Start of Data supplied
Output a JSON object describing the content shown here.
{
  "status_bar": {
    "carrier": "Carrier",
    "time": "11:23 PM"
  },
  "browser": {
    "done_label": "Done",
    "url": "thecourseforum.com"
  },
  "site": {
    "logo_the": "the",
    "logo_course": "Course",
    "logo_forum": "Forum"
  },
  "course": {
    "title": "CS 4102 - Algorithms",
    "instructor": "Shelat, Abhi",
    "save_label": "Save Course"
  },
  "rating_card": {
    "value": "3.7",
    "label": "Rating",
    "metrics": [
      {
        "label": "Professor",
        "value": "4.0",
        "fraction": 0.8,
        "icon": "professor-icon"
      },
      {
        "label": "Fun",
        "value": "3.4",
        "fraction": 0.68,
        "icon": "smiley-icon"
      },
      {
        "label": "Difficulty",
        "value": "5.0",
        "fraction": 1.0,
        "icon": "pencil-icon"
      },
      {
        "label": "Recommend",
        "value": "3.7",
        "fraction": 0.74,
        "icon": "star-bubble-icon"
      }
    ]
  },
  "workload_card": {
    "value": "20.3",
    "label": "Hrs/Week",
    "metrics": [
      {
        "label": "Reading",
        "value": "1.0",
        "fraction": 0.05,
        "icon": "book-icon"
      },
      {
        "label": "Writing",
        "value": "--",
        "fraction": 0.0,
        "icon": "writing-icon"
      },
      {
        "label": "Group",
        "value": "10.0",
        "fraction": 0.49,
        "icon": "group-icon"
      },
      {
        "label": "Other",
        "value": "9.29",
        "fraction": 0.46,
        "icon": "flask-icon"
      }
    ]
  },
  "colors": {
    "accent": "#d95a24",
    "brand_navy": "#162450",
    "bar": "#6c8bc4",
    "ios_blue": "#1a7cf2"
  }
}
End of Data supplied
** Directive **
Show the lines that mention the word "value".

** Worked solution **
    "value": "3.7",
        "value": "4.0",
        "value": "3.4",
        "value": "5.0",
        "value": "3.7",
    "value": "20.3",
        "value": "1.0",
        "value": "--",
        "value": "10.0",
        "value": "9.29",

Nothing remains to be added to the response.